▶ Document excerpt

=-=-=-=-=

The Barkleys of Broadway is a 1949 American Technicolor musical comedy film from the Arthur Freed unit at Metro-Goldwyn-Mayer that reunited Fred Astaire and Ginger Rogers after ten years apart. Directed by Charles Walters, the screenplay is by Betty Comden, Adolph Green, and Sidney Sheldon, the songs are by Harry Warren (music) and Ira Gershwin (lyrics) with the addition of "They Can't Take That Away from Me" by George and Ira Gershwin, and the choreography was created by Robert Alton and Hermes Pan. Also featured in the cast were Oscar Levant, Billie Burke, Jacques François and Gale Robbins. It is the last film that Astaire and Rogers made together, and their only film together in color. Rogers came in as a last-minute replacement for Judy Garland, whose frequent absences due to a dependence on prescription medication cost her the role.

Plot
Josh and Dinah Barkley are a husband-and-wife musical comedy team at the peak of their careers. After finishing a new show, Dinah meets serious French playwright Jacques Pierre Barredout (Jacques François), who suggests that Dinah should take up dramatic acting. Dinah tries to keep the suggestion a secret from Josh, but when he finally discovers Dinah hiding a script for Jacques' new show from him, the couple splits up.

Their good friend, acerbic composer Ezra Millar tries to trick them back together again, but fails.  When Josh secretly watches Dinah's rehearsals for Barredout's new play and sees how she is struggling, he calls her up and pretends to be the Frenchman, giving her notes that help her to understand her part, the young Sarah Bernhardt. As the result, Dinah gives a brilliant performance. After the show, she accidentally learns that her late-night mentor was Josh and not Barredout, so she rushes to Josh's apartment and the two reconcile.

Cast

 Fred Astaire as Josh Barkley
 Ginger Rogers as Dinah Barkley
 Oscar Levant as Ezra Millar
 Billie Burke as Mrs Livingston Belney
 Gale Robbins as Shirlene May
 Jacques François as Jacques Pierre Barredout
 Clinton Sundberg as Bert Felsher
 Inez Cooper as Pamela Driscoll
 George Zucco as The Judge
 Hans Conried as Ladislaus Ladi

Cast notes
 MGM borrowed Jacques François from Universal Pictures. Barkleys was his first film in English, and was to be his last American film, although he appeared in two UK-based productions. His French film career was extensive: he worked up until his death in 2003.

=-=-=-=-=

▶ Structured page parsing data
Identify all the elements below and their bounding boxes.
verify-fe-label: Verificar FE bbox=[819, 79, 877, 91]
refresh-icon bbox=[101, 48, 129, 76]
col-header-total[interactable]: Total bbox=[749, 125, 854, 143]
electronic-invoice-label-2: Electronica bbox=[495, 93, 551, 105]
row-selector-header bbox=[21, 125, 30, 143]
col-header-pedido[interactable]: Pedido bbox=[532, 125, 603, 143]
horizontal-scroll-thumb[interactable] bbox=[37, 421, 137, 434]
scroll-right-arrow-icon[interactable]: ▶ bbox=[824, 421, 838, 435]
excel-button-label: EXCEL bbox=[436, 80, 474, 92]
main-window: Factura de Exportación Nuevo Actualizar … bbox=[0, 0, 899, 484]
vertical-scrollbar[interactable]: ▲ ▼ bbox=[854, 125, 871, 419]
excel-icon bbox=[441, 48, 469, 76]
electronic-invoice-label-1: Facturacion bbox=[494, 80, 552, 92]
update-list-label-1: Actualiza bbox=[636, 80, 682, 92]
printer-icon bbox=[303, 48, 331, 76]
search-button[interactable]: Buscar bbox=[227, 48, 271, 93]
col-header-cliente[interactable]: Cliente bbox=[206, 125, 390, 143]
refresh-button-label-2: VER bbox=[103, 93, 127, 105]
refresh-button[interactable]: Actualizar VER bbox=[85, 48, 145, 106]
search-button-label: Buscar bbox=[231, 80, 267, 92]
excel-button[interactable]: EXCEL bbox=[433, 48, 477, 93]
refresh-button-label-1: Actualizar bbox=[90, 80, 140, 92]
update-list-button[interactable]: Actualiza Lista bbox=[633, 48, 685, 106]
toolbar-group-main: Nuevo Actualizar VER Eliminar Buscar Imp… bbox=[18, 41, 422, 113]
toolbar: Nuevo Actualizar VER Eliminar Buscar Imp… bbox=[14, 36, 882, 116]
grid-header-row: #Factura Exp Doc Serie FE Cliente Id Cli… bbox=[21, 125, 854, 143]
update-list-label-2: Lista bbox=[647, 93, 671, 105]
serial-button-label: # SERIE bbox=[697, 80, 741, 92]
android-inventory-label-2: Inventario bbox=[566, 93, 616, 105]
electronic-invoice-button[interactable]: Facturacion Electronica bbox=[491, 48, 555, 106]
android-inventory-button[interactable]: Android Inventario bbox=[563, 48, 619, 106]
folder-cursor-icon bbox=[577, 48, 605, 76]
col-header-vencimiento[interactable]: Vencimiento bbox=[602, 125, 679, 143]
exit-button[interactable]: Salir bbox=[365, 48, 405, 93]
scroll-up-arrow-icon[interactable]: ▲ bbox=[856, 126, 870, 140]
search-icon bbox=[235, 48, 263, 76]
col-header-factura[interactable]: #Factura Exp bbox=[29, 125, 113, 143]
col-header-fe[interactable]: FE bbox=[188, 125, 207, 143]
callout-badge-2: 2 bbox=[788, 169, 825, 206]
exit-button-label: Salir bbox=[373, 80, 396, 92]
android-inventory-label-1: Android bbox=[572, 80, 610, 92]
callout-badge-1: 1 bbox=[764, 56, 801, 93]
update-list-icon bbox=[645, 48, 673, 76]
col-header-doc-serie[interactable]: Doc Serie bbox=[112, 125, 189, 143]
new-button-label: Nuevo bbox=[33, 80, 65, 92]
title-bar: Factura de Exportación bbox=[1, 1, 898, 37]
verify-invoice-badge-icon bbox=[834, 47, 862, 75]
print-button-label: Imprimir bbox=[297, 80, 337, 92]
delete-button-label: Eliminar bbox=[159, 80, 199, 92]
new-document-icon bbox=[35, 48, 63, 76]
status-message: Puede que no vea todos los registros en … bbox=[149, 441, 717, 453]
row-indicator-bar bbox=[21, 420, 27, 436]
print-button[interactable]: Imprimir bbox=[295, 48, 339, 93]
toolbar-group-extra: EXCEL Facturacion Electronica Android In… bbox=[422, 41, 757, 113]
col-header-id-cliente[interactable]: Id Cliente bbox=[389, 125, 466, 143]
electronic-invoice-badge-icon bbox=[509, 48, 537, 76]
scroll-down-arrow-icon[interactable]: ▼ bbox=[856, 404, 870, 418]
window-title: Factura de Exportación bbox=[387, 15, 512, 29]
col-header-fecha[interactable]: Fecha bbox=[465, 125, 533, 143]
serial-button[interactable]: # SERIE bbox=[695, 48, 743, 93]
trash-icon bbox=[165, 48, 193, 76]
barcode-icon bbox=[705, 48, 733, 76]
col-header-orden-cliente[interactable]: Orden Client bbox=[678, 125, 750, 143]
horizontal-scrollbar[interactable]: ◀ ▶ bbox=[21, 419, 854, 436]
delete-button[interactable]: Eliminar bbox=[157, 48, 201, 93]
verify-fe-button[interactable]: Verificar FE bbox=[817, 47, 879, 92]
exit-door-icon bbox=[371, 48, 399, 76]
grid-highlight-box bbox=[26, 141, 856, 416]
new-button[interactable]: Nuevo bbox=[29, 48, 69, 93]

=-=-=-=-=

▶ Tasks to perform
A) In the article on The Barkleys of Broadway, who was originally set to play the role that Ginger Rogers took over?
B) Turn the paragraph of the article on The Barkleys of Broadway that begins "Josh and Dinah Barkley are a husband-and-wife" into a short bulleted list that keeps its main facts.
The records have no connection to the article on The Barkleys of Broadway.

▶ Responses by item number
A) Judy Garland.

B)
- Josh and Dinah Barkley are a married musical comedy team at the height of their careers.
- After they finish a new show, Dinah meets the serious French playwright Jacques Pierre Barredout, who urges her to try dramatic acting.
- Dinah keeps this from Josh and hides a script for Jacques' new show.
- When Josh finds the hidden script, the couple splits up.